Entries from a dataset
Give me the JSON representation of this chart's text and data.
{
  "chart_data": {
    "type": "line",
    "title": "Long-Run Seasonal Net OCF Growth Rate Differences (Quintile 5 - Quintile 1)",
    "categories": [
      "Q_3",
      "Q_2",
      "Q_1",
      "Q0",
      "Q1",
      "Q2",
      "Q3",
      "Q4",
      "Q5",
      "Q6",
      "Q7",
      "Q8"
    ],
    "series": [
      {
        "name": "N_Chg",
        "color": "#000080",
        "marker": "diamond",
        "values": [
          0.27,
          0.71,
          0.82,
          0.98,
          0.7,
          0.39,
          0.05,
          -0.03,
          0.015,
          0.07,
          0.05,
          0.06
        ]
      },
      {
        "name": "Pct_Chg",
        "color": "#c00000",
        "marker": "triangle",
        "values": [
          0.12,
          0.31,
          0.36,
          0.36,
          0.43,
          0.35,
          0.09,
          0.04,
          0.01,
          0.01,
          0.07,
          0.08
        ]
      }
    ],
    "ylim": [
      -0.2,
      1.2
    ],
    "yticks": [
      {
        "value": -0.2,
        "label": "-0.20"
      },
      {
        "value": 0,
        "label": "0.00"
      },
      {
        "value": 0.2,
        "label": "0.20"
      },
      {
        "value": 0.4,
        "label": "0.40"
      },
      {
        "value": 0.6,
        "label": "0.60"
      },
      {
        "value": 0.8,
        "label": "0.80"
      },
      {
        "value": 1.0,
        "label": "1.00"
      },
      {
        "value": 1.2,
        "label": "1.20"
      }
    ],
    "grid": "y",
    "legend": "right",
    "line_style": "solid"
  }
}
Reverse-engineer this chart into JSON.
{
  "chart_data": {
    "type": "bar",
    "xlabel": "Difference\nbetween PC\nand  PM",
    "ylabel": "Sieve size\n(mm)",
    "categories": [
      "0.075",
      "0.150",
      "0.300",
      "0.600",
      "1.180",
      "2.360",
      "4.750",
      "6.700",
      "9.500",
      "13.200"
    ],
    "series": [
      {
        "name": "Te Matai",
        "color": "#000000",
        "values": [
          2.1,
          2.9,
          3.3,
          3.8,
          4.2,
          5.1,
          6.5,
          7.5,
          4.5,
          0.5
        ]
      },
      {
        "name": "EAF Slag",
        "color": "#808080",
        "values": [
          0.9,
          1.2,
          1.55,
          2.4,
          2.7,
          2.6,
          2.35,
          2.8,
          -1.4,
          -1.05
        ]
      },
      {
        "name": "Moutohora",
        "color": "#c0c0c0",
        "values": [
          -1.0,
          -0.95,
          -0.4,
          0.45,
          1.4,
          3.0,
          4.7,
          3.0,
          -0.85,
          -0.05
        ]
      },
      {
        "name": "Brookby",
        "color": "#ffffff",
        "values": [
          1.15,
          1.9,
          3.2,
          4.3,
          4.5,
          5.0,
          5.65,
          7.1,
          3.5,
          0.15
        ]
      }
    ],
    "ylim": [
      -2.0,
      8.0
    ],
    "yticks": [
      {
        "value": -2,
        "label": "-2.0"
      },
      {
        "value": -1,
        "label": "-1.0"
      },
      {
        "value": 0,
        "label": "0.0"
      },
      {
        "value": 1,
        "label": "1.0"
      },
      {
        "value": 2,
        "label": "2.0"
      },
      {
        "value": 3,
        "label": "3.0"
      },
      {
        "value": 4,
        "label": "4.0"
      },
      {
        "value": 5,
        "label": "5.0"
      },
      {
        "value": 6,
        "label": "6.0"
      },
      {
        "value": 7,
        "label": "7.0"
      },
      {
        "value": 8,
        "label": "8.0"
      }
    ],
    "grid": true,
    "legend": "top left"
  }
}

▸ **INSTRUCTIONS FOR THE TASK**:
The records above should be returned exactly.

▸ **RESPONSE BELOW**:
Give me the JSON representation of this chart's text and data.
{
  "chart_data": {
    "type": "line",
    "title": "Long-Run Seasonal Net OCF Growth Rate Differences (Quintile 5 - Quintile 1)",
    "categories": [
      "Q_3",
      "Q_2",
      "Q_1",
      "Q0",
      "Q1",
      "Q2",
      "Q3",
      "Q4",
      "Q5",
      "Q6",
      "Q7",
      "Q8"
    ],
    "series": [
      {
        "name": "N_Chg",
        "color": "#000080",
        "marker": "diamond",
        "values": [
          0.27,
          0.71,
          0.82,
          0.98,
          0.7,
          0.39,
          0.05,
          -0.03,
          0.015,
          0.07,
          0.05,
          0.06
        ]
      },
      {
        "name": "Pct_Chg",
        "color": "#c00000",
        "marker": "triangle",
        "values": [
          0.12,
          0.31,
          0.36,
          0.36,
          0.43,
          0.35,
          0.09,
          0.04,
          0.01,
          0.01,
          0.07,
          0.08
        ]
      }
    ],
    "ylim": [
      -0.2,
      1.2
    ],
    "yticks": [
      {
        "value": -0.2,
        "label": "-0.20"
      },
      {
        "value": 0,
        "label": "0.00"
      },
      {
        "value": 0.2,
        "label": "0.20"
      },
      {
        "value": 0.4,
        "label": "0.40"
      },
      {
        "value": 0.6,
        "label": "0.60"
      },
      {
        "value": 0.8,
        "label": "0.80"
      },
      {
        "value": 1.0,
        "label": "1.00"
      },
      {
        "value": 1.2,
        "label": "1.20"
      }
    ],
    "grid": "y",
    "legend": "right",
    "line_style": "solid"
  }
}
Reverse-engineer this chart into JSON.
{
  "chart_data": {
    "type": "bar",
    "xlabel": "Difference\nbetween PC\nand  PM",
    "ylabel": "Sieve size\n(mm)",
    "categories": [
      "0.075",
      "0.150",
      "0.300",
      "0.600",
      "1.180",
      "2.360",
      "4.750",
      "6.700",
      "9.500",
      "13.200"
    ],
    "series": [
      {
        "name": "Te Matai",
        "color": "#000000",
        "values": [
          2.1,
          2.9,
          3.3,
          3.8,
          4.2,
          5.1,
          6.5,
          7.5,
          4.5,
          0.5
        ]
      },
      {
        "name": "EAF Slag",
        "color": "#808080",
        "values": [
          0.9,
          1.2,
          1.55,
          2.4,
          2.7,
          2.6,
          2.35,
          2.8,
          -1.4,
          -1.05
        ]
      },
      {
        "name": "Moutohora",
        "color": "#c0c0c0",
        "values": [
          -1.0,
          -0.95,
          -0.4,
          0.45,
          1.4,
          3.0,
          4.7,
          3.0,
          -0.85,
          -0.05
        ]
      },
      {
        "name": "Brookby",
        "color": "#ffffff",
        "values": [
          1.15,
          1.9,
          3.2,
          4.3,
          4.5,
          5.0,
          5.65,
          7.1,
          3.5,
          0.15
        ]
      }
    ],
    "ylim": [
      -2.0,
      8.0
    ],
    "yticks": [
      {
        "value": -2,
        "label": "-2.0"
      },
      {
        "value": -1,
        "label": "-1.0"
      },
      {
        "value": 0,
        "label": "0.0"
      },
      {
        "value": 1,
        "label": "1.0"
      },
      {
        "value": 2,
        "label": "2.0"
      },
      {
        "value": 3,
        "label": "3.0"
      },
      {
        "value": 4,
        "label": "4.0"
      },
      {
        "value": 5,
        "label": "5.0"
      },
      {
        "value": 6,
        "label": "6.0"
      },
      {
        "value": 7,
        "label": "7.0"
      },
      {
        "value": 8,
        "label": "8.0"
      }
    ],
    "grid": true,
    "legend": "top left"
  }
}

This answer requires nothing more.